Copy the listing below word for word, keeping every line unchanged.

[Dataset entries]

++++++++++++++++++++

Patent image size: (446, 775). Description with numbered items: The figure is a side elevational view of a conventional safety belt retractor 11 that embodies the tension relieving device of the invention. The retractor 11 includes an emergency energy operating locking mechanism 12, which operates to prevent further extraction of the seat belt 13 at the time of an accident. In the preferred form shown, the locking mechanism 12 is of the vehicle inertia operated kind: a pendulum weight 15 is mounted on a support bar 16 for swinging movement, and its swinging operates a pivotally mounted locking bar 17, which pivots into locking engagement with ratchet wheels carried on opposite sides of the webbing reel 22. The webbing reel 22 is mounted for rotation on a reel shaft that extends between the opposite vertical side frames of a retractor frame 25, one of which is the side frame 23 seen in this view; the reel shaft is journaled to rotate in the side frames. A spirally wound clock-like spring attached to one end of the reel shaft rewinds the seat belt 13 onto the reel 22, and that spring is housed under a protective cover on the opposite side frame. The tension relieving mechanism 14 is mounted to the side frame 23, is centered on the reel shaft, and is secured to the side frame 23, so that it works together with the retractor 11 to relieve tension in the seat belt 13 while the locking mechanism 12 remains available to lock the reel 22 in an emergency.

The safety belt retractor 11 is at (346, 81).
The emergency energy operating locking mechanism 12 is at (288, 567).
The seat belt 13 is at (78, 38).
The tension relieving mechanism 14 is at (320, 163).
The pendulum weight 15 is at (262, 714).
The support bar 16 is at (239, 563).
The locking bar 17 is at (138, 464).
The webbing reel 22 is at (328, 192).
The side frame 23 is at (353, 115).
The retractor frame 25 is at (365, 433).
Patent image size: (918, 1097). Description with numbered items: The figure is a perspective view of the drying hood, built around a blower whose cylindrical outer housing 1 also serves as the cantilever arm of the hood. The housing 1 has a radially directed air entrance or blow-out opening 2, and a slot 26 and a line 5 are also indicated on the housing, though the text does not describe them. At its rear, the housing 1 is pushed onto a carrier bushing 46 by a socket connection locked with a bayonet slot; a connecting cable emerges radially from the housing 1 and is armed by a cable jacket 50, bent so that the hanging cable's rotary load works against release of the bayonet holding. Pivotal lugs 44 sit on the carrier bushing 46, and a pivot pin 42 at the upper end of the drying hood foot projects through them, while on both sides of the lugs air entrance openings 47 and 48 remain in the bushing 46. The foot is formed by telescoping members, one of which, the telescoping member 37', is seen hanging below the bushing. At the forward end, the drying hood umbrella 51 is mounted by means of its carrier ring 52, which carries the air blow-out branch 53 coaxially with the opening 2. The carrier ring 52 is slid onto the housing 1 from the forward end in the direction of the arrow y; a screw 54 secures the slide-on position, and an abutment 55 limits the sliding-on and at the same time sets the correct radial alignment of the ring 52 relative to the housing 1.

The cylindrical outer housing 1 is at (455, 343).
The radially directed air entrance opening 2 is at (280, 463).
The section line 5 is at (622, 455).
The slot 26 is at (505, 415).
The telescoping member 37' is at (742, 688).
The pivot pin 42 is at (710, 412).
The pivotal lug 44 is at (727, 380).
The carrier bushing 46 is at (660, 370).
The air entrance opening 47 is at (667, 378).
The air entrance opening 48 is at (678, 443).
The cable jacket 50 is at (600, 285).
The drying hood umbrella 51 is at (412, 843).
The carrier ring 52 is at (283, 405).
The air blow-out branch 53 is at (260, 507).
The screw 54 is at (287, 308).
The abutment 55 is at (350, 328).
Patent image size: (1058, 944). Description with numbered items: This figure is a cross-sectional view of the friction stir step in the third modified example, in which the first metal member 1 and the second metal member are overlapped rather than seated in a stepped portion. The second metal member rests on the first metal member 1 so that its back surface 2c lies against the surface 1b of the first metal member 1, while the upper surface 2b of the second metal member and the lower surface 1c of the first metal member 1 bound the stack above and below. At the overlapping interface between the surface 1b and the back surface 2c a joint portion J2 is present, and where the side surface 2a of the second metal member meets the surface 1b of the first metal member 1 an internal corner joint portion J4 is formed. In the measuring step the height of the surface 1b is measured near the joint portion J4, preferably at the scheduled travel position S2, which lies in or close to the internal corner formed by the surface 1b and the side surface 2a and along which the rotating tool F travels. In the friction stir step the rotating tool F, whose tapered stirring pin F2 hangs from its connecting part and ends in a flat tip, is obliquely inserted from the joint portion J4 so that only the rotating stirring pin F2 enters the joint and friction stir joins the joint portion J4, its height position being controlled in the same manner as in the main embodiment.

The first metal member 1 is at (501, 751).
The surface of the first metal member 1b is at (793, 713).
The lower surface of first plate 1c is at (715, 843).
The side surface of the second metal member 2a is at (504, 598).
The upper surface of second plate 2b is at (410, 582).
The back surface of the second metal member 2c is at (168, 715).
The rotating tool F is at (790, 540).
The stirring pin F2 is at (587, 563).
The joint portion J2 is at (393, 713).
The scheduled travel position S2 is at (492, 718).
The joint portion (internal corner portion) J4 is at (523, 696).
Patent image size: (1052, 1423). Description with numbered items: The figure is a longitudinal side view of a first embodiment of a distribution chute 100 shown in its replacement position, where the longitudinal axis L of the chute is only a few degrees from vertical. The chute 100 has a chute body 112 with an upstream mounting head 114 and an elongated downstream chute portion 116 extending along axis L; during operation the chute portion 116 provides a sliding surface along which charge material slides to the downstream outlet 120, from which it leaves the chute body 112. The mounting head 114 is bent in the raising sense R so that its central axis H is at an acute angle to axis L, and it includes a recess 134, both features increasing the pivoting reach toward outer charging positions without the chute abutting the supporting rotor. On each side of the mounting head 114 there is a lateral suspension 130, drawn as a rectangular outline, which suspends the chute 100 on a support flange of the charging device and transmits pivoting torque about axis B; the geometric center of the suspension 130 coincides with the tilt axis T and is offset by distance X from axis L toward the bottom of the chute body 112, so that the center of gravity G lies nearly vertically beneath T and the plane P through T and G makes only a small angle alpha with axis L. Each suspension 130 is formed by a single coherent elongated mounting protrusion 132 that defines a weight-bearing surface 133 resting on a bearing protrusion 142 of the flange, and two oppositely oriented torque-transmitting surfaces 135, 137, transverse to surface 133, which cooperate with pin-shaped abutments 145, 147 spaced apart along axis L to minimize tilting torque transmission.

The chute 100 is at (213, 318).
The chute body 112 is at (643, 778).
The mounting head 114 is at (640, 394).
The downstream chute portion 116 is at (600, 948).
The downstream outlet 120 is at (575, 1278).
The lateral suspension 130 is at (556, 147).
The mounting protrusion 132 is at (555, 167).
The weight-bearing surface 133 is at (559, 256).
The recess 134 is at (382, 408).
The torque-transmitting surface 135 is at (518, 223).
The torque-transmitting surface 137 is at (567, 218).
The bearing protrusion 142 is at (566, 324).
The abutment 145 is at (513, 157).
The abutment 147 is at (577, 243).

++++++++++++++++++++

#### SOLUTION BELOW
Patent image size: (446, 775). Description with numbered items: The figure is a side elevational view of a conventional safety belt retractor 11 that embodies the tension relieving device of the invention. The retractor 11 includes an emergency energy operating locking mechanism 12, which operates to prevent further extraction of the seat belt 13 at the time of an accident. In the preferred form shown, the locking mechanism 12 is of the vehicle inertia operated kind: a pendulum weight 15 is mounted on a support bar 16 for swinging movement, and its swinging operates a pivotally mounted locking bar 17, which pivots into locking engagement with ratchet wheels carried on opposite sides of the webbing reel 22. The webbing reel 22 is mounted for rotation on a reel shaft that extends between the opposite vertical side frames of a retractor frame 25, one of which is the side frame 23 seen in this view; the reel shaft is journaled to rotate in the side frames. A spirally wound clock-like spring attached to one end of the reel shaft rewinds the seat belt 13 onto the reel 22, and that spring is housed under a protective cover on the opposite side frame. The tension relieving mechanism 14 is mounted to the side frame 23, is centered on the reel shaft, and is secured to the side frame 23, so that it works together with the retractor 11 to relieve tension in the seat belt 13 while the locking mechanism 12 remains available to lock the reel 22 in an emergency.

The safety belt retractor 11 is at (346, 81).
The emergency energy operating locking mechanism 12 is at (288, 567).
The seat belt 13 is at (78, 38).
The tension relieving mechanism 14 is at (320, 163).
The pendulum weight 15 is at (262, 714).
The support bar 16 is at (239, 563).
The locking bar 17 is at (138, 464).
The webbing reel 22 is at (328, 192).
The side frame 23 is at (353, 115).
The retractor frame 25 is at (365, 433).
Patent image size: (918, 1097). Description with numbered items: The figure is a perspective view of the drying hood, built around a blower whose cylindrical outer housing 1 also serves as the cantilever arm of the hood. The housing 1 has a radially directed air entrance or blow-out opening 2, and a slot 26 and a line 5 are also indicated on the housing, though the text does not describe them. At its rear, the housing 1 is pushed onto a carrier bushing 46 by a socket connection locked with a bayonet slot; a connecting cable emerges radially from the housing 1 and is armed by a cable jacket 50, bent so that the hanging cable's rotary load works against release of the bayonet holding. Pivotal lugs 44 sit on the carrier bushing 46, and a pivot pin 42 at the upper end of the drying hood foot projects through them, while on both sides of the lugs air entrance openings 47 and 48 remain in the bushing 46. The foot is formed by telescoping members, one of which, the telescoping member 37', is seen hanging below the bushing. At the forward end, the drying hood umbrella 51 is mounted by means of its carrier ring 52, which carries the air blow-out branch 53 coaxially with the opening 2. The carrier ring 52 is slid onto the housing 1 from the forward end in the direction of the arrow y; a screw 54 secures the slide-on position, and an abutment 55 limits the sliding-on and at the same time sets the correct radial alignment of the ring 52 relative to the housing 1.

The cylindrical outer housing 1 is at (455, 343).
The radially directed air entrance opening 2 is at (280, 463).
The section line 5 is at (622, 455).
The slot 26 is at (505, 415).
The telescoping member 37' is at (742, 688).
The pivot pin 42 is at (710, 412).
The pivotal lug 44 is at (727, 380).
The carrier bushing 46 is at (660, 370).
The air entrance opening 47 is at (667, 378).
The air entrance opening 48 is at (678, 443).
The cable jacket 50 is at (600, 285).
The drying hood umbrella 51 is at (412, 843).
The carrier ring 52 is at (283, 405).
The air blow-out branch 53 is at (260, 507).
The screw 54 is at (287, 308).
The abutment 55 is at (350, 328).
Patent image size: (1058, 944). Description with numbered items: This figure is a cross-sectional view of the friction stir step in the third modified example, in which the first metal member 1 and the second metal member are overlapped rather than seated in a stepped portion. The second metal member rests on the first metal member 1 so that its back surface 2c lies against the surface 1b of the first metal member 1, while the upper surface 2b of the second metal member and the lower surface 1c of the first metal member 1 bound the stack above and below. At the overlapping interface between the surface 1b and the back surface 2c a joint portion J2 is present, and where the side surface 2a of the second metal member meets the surface 1b of the first metal member 1 an internal corner joint portion J4 is formed. In the measuring step the height of the surface 1b is measured near the joint portion J4, preferably at the scheduled travel position S2, which lies in or close to the internal corner formed by the surface 1b and the side surface 2a and along which the rotating tool F travels. In the friction stir step the rotating tool F, whose tapered stirring pin F2 hangs from its connecting part and ends in a flat tip, is obliquely inserted from the joint portion J4 so that only the rotating stirring pin F2 enters the joint and friction stir joins the joint portion J4, its height position being controlled in the same manner as in the main embodiment.

The first metal member 1 is at (501, 751).
The surface of the first metal member 1b is at (793, 713).
The lower surface of first plate 1c is at (715, 843).
The side surface of the second metal member 2a is at (504, 598).
The upper surface of second plate 2b is at (410, 582).
The back surface of the second metal member 2c is at (168, 715).
The rotating tool F is at (790, 540).
The stirring pin F2 is at (587, 563).
The joint portion J2 is at (393, 713).
The scheduled travel position S2 is at (492, 718).
The joint portion (internal corner portion) J4 is at (523, 696).
Patent image size: (1052, 1423). Description with numbered items: The figure is a longitudinal side view of a first embodiment of a distribution chute 100 shown in its replacement position, where the longitudinal axis L of the chute is only a few degrees from vertical. The chute 100 has a chute body 112 with an upstream mounting head 114 and an elongated downstream chute portion 116 extending along axis L; during operation the chute portion 116 provides a sliding surface along which charge material slides to the downstream outlet 120, from which it leaves the chute body 112. The mounting head 114 is bent in the raising sense R so that its central axis H is at an acute angle to axis L, and it includes a recess 134, both features increasing the pivoting reach toward outer charging positions without the chute abutting the supporting rotor. On each side of the mounting head 114 there is a lateral suspension 130, drawn as a rectangular outline, which suspends the chute 100 on a support flange of the charging device and transmits pivoting torque about axis B; the geometric center of the suspension 130 coincides with the tilt axis T and is offset by distance X from axis L toward the bottom of the chute body 112, so that the center of gravity G lies nearly vertically beneath T and the plane P through T and G makes only a small angle alpha with axis L. Each suspension 130 is formed by a single coherent elongated mounting protrusion 132 that defines a weight-bearing surface 133 resting on a bearing protrusion 142 of the flange, and two oppositely oriented torque-transmitting surfaces 135, 137, transverse to surface 133, which cooperate with pin-shaped abutments 145, 147 spaced apart along axis L to minimize tilting torque transmission.

The chute 100 is at (213, 318).
The chute body 112 is at (643, 778).
The mounting head 114 is at (640, 394).
The downstream chute portion 116 is at (600, 948).
The downstream outlet 120 is at (575, 1278).
The lateral suspension 130 is at (556, 147).
The mounting protrusion 132 is at (555, 167).
The weight-bearing surface 133 is at (559, 256).
The recess 134 is at (382, 408).
The torque-transmitting surface 135 is at (518, 223).
The torque-transmitting surface 137 is at (567, 218).
The bearing protrusion 142 is at (566, 324).
The abutment 145 is at (513, 157).
The abutment 147 is at (577, 243).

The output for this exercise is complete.